* _REQUEST_:
Look through the records that follow. Copy every line containing the word "instytutowa".

* _SOURCE RECORDS_:
----

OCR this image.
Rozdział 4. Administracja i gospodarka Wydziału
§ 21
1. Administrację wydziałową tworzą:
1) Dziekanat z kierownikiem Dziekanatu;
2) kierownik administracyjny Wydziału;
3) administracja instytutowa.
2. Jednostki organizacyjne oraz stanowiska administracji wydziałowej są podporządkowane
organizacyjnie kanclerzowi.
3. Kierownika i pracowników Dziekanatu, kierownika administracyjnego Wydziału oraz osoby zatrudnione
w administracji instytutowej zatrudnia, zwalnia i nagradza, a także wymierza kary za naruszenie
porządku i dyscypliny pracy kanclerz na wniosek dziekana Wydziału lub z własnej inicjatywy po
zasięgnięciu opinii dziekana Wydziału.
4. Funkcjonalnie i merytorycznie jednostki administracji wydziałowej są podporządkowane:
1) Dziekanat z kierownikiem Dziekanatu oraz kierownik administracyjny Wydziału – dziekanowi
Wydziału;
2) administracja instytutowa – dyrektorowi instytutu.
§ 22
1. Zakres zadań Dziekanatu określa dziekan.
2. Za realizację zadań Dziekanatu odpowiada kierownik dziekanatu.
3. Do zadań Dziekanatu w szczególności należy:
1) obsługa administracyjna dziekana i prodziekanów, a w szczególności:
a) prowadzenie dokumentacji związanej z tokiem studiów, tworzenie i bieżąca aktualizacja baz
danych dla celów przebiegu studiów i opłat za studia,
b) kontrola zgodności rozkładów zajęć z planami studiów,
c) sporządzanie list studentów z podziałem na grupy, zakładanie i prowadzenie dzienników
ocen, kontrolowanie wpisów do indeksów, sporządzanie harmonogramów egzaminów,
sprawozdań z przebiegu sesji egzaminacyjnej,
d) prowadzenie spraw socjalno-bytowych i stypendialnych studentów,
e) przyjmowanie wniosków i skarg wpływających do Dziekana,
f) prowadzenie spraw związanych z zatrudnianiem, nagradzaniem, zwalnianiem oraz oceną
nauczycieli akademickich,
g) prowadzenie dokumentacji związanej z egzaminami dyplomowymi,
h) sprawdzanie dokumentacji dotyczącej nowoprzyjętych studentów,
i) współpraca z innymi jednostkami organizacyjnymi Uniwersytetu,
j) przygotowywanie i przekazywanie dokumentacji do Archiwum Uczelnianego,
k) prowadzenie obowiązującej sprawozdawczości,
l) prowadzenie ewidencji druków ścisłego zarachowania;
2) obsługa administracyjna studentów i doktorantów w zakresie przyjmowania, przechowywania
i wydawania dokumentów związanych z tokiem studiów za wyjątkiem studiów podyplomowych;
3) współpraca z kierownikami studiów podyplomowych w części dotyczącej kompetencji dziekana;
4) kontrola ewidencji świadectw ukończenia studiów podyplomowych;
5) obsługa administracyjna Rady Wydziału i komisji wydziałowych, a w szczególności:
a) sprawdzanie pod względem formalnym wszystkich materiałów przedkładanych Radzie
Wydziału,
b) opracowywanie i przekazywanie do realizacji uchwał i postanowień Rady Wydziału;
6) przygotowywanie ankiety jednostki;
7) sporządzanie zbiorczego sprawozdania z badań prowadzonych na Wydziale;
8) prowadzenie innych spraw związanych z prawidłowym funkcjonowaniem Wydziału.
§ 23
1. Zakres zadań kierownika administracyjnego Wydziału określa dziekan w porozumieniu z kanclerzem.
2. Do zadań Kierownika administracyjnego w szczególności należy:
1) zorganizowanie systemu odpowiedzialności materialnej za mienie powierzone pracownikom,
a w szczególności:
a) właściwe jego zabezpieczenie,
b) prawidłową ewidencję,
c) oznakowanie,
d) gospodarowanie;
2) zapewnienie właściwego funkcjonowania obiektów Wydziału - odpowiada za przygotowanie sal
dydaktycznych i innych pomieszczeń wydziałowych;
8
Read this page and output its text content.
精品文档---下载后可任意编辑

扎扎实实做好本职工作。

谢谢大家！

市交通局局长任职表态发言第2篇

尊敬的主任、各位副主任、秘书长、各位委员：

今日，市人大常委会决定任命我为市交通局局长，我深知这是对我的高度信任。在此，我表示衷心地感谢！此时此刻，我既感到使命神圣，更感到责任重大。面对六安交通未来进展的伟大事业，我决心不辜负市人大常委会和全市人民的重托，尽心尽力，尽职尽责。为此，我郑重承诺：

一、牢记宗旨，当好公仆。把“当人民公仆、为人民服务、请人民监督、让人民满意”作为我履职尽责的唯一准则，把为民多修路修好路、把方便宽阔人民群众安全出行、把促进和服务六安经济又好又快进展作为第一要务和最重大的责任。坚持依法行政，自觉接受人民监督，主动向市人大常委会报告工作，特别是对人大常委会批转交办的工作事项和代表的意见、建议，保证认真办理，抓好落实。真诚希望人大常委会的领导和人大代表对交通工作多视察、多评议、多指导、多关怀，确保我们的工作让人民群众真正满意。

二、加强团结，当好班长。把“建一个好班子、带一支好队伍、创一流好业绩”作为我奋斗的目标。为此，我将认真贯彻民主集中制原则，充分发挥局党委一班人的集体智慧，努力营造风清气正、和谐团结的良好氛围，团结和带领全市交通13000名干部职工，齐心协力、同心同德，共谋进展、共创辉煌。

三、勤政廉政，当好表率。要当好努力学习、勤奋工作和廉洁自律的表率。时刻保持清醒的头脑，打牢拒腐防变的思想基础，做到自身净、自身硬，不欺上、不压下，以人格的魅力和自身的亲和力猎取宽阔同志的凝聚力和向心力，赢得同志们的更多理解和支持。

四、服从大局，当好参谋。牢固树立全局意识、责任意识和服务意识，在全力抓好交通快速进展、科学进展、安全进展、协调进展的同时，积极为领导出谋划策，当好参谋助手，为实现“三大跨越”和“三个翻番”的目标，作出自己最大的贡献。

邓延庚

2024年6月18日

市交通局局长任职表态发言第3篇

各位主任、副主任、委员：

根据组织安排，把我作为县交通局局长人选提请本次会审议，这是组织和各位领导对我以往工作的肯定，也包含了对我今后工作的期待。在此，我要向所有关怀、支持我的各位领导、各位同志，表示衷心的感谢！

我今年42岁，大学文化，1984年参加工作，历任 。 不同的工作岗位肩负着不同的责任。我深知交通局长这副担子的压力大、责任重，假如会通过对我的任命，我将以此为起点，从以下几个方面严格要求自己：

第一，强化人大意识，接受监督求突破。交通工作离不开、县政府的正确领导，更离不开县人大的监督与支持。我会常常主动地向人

----

* _RESPONSE TO THE EXERCISE_:
3) administracja instytutowa.
2) administracja instytutowa – dyrektorowi instytutu.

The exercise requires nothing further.